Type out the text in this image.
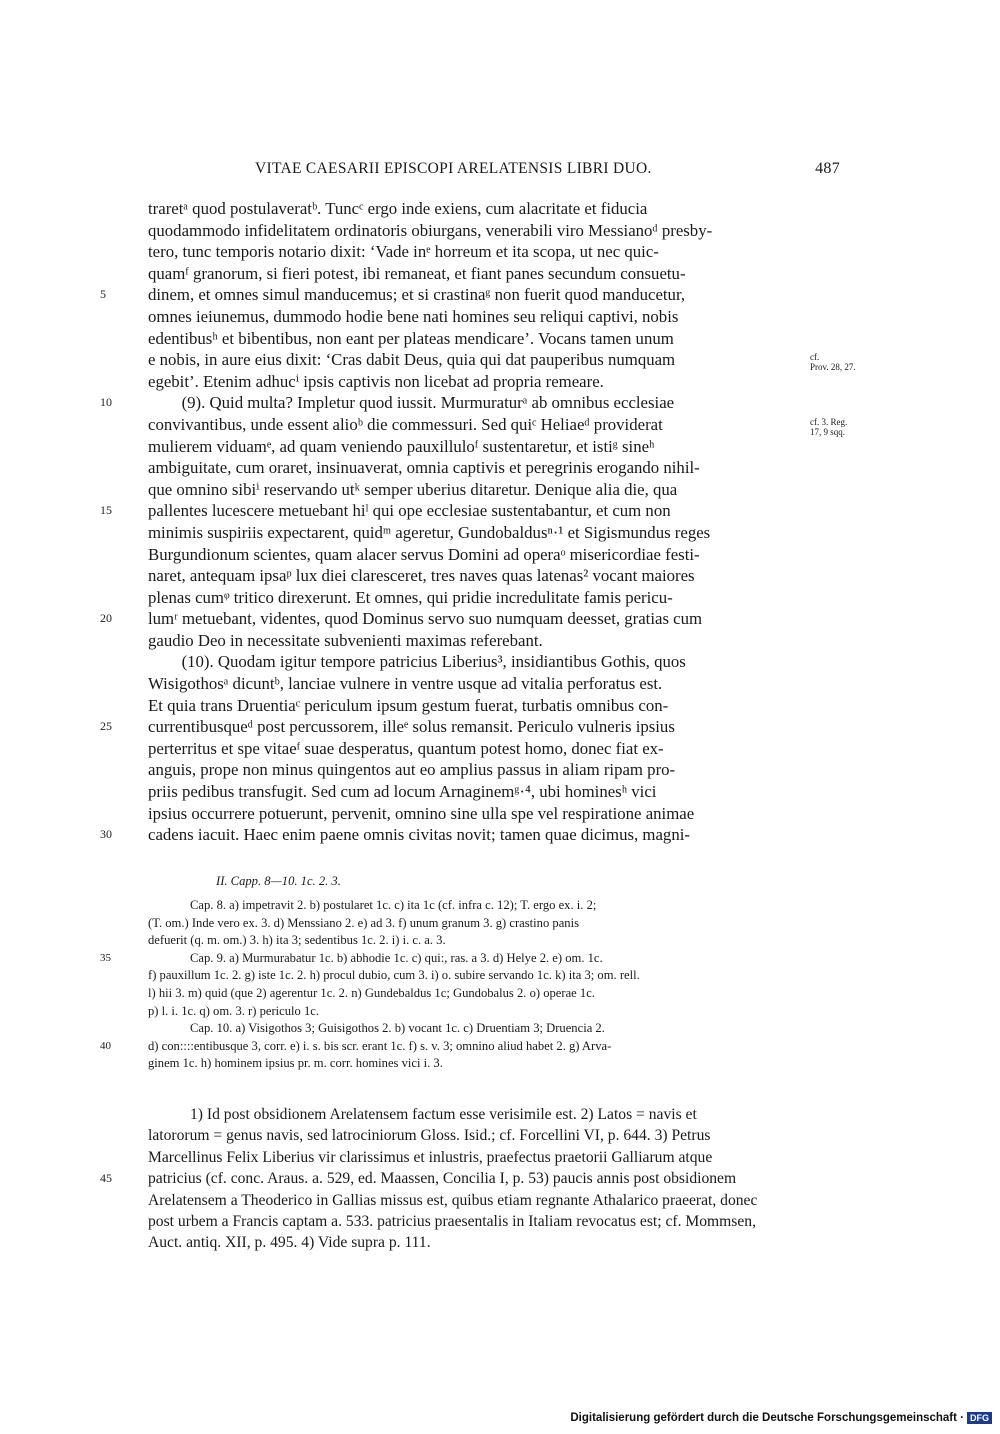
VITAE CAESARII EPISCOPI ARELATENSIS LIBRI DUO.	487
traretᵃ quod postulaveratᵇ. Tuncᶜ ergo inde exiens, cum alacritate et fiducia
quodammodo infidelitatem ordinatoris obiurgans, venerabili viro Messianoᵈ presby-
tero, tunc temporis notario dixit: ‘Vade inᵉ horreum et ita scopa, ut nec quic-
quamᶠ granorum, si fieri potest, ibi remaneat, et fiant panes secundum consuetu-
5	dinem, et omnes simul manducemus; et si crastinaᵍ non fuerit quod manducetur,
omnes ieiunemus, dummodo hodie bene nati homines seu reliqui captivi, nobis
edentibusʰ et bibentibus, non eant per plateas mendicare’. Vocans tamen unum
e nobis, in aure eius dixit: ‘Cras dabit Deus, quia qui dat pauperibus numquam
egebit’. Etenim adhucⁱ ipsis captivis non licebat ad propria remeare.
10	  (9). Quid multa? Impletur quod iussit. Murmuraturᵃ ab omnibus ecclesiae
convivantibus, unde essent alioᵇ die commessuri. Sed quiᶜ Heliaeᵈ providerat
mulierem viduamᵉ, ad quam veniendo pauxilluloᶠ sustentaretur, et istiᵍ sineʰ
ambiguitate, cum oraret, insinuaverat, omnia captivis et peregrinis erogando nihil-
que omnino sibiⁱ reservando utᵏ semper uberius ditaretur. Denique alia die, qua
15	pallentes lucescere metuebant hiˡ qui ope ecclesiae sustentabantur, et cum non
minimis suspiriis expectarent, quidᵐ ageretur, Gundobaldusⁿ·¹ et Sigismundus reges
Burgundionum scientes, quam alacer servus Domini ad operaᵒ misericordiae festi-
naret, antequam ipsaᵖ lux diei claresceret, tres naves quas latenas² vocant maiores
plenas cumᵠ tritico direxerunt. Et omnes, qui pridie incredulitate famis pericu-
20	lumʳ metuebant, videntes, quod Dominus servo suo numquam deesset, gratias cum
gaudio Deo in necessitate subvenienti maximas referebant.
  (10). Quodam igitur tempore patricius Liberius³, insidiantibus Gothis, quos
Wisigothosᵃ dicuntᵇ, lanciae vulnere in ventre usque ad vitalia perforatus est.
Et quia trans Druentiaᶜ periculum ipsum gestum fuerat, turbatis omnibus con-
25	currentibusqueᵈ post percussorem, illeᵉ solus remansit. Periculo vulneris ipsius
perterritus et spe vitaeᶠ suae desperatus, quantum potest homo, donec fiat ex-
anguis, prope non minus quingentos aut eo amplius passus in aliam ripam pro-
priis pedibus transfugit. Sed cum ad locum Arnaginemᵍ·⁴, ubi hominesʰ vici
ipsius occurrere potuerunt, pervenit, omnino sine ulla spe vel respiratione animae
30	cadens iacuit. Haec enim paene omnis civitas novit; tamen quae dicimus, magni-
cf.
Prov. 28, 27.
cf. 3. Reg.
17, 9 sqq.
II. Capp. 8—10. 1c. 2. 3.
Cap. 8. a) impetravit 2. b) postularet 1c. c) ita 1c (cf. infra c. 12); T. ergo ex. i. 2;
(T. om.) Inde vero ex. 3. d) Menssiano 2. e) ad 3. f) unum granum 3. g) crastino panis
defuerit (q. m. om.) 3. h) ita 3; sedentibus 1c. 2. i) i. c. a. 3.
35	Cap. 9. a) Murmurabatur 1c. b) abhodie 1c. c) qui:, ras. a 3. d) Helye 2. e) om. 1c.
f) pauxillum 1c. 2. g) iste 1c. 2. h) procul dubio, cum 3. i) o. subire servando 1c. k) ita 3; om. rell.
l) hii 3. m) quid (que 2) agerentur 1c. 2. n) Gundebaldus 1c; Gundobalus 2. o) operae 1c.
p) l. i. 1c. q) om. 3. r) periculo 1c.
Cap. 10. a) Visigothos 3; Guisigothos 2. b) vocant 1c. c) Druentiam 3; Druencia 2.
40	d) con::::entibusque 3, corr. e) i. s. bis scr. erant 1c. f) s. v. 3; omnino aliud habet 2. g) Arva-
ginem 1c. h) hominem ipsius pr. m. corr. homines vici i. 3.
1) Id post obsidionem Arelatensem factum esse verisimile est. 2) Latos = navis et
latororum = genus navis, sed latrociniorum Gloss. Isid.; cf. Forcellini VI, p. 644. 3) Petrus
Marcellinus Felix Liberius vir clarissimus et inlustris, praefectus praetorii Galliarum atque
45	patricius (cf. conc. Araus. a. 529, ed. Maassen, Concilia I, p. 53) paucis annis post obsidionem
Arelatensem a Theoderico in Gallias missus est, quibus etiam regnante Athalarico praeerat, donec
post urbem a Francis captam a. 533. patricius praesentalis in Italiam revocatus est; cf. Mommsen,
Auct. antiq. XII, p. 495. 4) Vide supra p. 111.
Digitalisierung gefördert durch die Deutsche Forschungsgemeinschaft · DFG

==================================================

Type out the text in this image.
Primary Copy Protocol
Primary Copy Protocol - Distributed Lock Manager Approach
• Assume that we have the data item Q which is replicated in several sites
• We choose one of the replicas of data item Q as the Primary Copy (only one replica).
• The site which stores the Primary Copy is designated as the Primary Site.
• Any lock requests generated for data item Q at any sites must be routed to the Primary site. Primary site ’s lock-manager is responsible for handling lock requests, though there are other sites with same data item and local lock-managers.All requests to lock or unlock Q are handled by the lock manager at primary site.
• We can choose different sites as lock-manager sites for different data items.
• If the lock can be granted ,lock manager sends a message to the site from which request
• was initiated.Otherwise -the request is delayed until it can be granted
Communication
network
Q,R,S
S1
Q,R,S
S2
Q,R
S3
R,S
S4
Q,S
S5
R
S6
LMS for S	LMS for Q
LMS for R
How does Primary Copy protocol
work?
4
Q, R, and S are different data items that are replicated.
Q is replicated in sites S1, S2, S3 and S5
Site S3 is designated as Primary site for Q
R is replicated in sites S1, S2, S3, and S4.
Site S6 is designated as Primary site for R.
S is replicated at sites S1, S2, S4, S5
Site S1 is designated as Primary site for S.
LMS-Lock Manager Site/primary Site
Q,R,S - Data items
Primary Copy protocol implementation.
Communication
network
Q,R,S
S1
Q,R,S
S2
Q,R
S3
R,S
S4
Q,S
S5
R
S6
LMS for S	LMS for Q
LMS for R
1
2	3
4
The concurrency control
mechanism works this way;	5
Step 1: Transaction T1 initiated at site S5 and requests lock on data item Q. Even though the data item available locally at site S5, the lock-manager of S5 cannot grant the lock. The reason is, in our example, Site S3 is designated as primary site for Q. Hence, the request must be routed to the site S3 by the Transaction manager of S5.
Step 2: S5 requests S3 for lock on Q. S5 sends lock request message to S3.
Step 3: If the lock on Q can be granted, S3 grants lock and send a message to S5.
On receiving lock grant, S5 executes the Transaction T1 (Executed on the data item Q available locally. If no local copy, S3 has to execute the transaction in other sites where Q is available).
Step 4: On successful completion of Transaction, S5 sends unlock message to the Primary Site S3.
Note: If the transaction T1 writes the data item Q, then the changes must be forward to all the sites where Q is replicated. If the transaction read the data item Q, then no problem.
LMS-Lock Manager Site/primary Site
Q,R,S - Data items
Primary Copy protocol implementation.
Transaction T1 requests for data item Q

==================================================

### Given request
Sift the material for lines with the string "ipsius". Copy each one found.

### Complete output
25	currentibusqueᵈ post percussorem, illeᵉ solus remansit. Periculo vulneris ipsius
ipsius occurrere potuerunt, pervenit, omnino sine ulla spe vel respiratione animae
ginem 1c. h) hominem ipsius pr. m. corr. homines vici i. 3.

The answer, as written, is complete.